_Task description_. Images are not part of the copy; transcribe all the data exactly.

Extracted data entries
(begin)

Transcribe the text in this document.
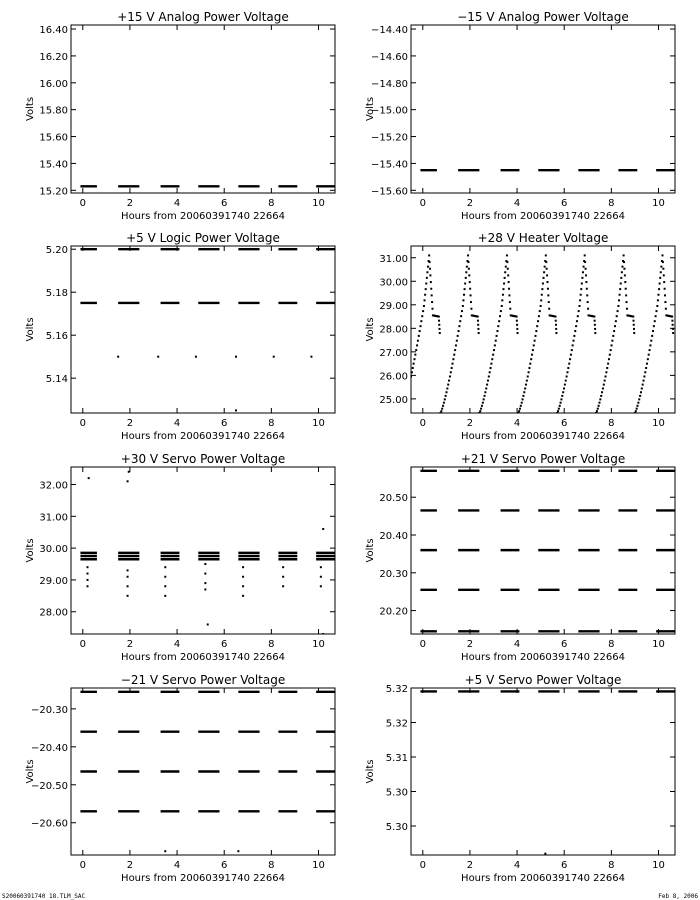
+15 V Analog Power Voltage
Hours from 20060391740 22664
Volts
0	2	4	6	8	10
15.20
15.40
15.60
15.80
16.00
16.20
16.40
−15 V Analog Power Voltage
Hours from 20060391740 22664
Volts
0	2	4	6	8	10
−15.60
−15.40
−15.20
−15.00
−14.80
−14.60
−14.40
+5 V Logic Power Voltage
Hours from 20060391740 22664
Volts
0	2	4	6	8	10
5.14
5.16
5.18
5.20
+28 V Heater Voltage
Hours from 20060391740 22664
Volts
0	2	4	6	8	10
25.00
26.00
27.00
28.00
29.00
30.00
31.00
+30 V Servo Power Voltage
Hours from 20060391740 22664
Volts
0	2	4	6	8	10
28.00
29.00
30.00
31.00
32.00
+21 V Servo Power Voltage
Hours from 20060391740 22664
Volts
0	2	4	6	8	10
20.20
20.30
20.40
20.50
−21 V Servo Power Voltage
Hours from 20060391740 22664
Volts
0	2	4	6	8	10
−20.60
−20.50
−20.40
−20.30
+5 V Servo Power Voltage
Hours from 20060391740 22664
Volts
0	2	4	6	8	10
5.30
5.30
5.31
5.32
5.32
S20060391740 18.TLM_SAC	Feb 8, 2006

(end)

_The answer_.
Transcribe the text in this document.
+15 V Analog Power Voltage
Hours from 20060391740 22664
Volts
0	2	4	6	8	10
15.20
15.40
15.60
15.80
16.00
16.20
16.40
−15 V Analog Power Voltage
Hours from 20060391740 22664
Volts
0	2	4	6	8	10
−15.60
−15.40
−15.20
−15.00
−14.80
−14.60
−14.40
+5 V Logic Power Voltage
Hours from 20060391740 22664
Volts
0	2	4	6	8	10
5.14
5.16
5.18
5.20
+28 V Heater Voltage
Hours from 20060391740 22664
Volts
0	2	4	6	8	10
25.00
26.00
27.00
28.00
29.00
30.00
31.00
+30 V Servo Power Voltage
Hours from 20060391740 22664
Volts
0	2	4	6	8	10
28.00
29.00
30.00
31.00
32.00
+21 V Servo Power Voltage
Hours from 20060391740 22664
Volts
0	2	4	6	8	10
20.20
20.30
20.40
20.50
−21 V Servo Power Voltage
Hours from 20060391740 22664
Volts
0	2	4	6	8	10
−20.60
−20.50
−20.40
−20.30
+5 V Servo Power Voltage
Hours from 20060391740 22664
Volts
0	2	4	6	8	10
5.30
5.30
5.31
5.32
5.32
S20060391740 18.TLM_SAC	Feb 8, 2006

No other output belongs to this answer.